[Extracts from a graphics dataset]
▼

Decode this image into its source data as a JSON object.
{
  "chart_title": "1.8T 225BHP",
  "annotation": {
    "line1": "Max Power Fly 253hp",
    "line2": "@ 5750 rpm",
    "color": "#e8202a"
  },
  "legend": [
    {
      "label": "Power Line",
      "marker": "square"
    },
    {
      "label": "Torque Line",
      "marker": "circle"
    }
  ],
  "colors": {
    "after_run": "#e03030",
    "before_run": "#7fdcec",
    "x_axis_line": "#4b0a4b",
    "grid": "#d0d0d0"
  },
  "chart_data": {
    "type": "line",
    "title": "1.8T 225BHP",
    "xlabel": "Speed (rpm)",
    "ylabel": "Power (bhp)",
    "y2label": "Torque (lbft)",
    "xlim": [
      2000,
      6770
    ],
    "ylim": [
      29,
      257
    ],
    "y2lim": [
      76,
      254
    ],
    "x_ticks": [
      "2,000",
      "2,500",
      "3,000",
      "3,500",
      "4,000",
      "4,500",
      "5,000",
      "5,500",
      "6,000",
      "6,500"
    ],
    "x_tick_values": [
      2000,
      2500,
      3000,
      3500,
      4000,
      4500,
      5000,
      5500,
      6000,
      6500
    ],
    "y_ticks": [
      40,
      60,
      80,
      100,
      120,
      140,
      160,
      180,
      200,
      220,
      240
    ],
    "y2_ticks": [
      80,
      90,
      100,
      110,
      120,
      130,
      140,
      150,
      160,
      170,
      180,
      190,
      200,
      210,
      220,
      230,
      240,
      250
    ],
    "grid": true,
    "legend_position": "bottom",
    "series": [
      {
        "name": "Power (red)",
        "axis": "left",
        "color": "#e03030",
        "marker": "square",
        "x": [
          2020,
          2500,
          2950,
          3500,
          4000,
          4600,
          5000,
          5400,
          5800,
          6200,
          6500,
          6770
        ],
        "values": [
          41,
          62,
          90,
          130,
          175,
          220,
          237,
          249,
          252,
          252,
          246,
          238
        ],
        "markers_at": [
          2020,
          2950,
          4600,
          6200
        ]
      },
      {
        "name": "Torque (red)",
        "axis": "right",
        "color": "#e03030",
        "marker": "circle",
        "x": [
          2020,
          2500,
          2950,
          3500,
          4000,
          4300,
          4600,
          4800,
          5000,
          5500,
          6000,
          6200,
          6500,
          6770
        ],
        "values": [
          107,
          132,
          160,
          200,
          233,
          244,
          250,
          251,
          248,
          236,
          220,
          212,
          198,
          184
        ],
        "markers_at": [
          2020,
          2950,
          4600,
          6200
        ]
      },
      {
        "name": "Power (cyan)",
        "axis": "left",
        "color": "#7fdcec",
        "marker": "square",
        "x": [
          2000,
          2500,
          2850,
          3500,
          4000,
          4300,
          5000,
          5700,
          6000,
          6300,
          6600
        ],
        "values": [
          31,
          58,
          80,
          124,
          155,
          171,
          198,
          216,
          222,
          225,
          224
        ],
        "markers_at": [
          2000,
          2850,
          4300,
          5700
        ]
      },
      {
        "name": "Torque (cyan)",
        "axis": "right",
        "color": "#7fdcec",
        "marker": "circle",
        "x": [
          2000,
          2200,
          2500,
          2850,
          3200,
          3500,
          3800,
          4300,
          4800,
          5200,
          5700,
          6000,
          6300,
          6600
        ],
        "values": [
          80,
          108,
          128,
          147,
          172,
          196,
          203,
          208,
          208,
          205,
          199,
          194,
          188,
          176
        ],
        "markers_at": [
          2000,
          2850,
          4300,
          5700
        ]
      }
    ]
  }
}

▲

» **THE TASK**:
Reproduce the full listing exactly.

» **TASK RESULT**:
Decode this image into its source data as a JSON object.
{
  "chart_title": "1.8T 225BHP",
  "annotation": {
    "line1": "Max Power Fly 253hp",
    "line2": "@ 5750 rpm",
    "color": "#e8202a"
  },
  "legend": [
    {
      "label": "Power Line",
      "marker": "square"
    },
    {
      "label": "Torque Line",
      "marker": "circle"
    }
  ],
  "colors": {
    "after_run": "#e03030",
    "before_run": "#7fdcec",
    "x_axis_line": "#4b0a4b",
    "grid": "#d0d0d0"
  },
  "chart_data": {
    "type": "line",
    "title": "1.8T 225BHP",
    "xlabel": "Speed (rpm)",
    "ylabel": "Power (bhp)",
    "y2label": "Torque (lbft)",
    "xlim": [
      2000,
      6770
    ],
    "ylim": [
      29,
      257
    ],
    "y2lim": [
      76,
      254
    ],
    "x_ticks": [
      "2,000",
      "2,500",
      "3,000",
      "3,500",
      "4,000",
      "4,500",
      "5,000",
      "5,500",
      "6,000",
      "6,500"
    ],
    "x_tick_values": [
      2000,
      2500,
      3000,
      3500,
      4000,
      4500,
      5000,
      5500,
      6000,
      6500
    ],
    "y_ticks": [
      40,
      60,
      80,
      100,
      120,
      140,
      160,
      180,
      200,
      220,
      240
    ],
    "y2_ticks": [
      80,
      90,
      100,
      110,
      120,
      130,
      140,
      150,
      160,
      170,
      180,
      190,
      200,
      210,
      220,
      230,
      240,
      250
    ],
    "grid": true,
    "legend_position": "bottom",
    "series": [
      {
        "name": "Power (red)",
        "axis": "left",
        "color": "#e03030",
        "marker": "square",
        "x": [
          2020,
          2500,
          2950,
          3500,
          4000,
          4600,
          5000,
          5400,
          5800,
          6200,
          6500,
          6770
        ],
        "values": [
          41,
          62,
          90,
          130,
          175,
          220,
          237,
          249,
          252,
          252,
          246,
          238
        ],
        "markers_at": [
          2020,
          2950,
          4600,
          6200
        ]
      },
      {
        "name": "Torque (red)",
        "axis": "right",
        "color": "#e03030",
        "marker": "circle",
        "x": [
          2020,
          2500,
          2950,
          3500,
          4000,
          4300,
          4600,
          4800,
          5000,
          5500,
          6000,
          6200,
          6500,
          6770
        ],
        "values": [
          107,
          132,
          160,
          200,
          233,
          244,
          250,
          251,
          248,
          236,
          220,
          212,
          198,
          184
        ],
        "markers_at": [
          2020,
          2950,
          4600,
          6200
        ]
      },
      {
        "name": "Power (cyan)",
        "axis": "left",
        "color": "#7fdcec",
        "marker": "square",
        "x": [
          2000,
          2500,
          2850,
          3500,
          4000,
          4300,
          5000,
          5700,
          6000,
          6300,
          6600
        ],
        "values": [
          31,
          58,
          80,
          124,
          155,
          171,
          198,
          216,
          222,
          225,
          224
        ],
        "markers_at": [
          2000,
          2850,
          4300,
          5700
        ]
      },
      {
        "name": "Torque (cyan)",
        "axis": "right",
        "color": "#7fdcec",
        "marker": "circle",
        "x": [
          2000,
          2200,
          2500,
          2850,
          3200,
          3500,
          3800,
          4300,
          4800,
          5200,
          5700,
          6000,
          6300,
          6600
        ],
        "values": [
          80,
          108,
          128,
          147,
          172,
          196,
          203,
          208,
          208,
          205,
          199,
          194,
          188,
          176
        ],
        "markers_at": [
          2000,
          2850,
          4300,
          5700
        ]
      }
    ]
  }
}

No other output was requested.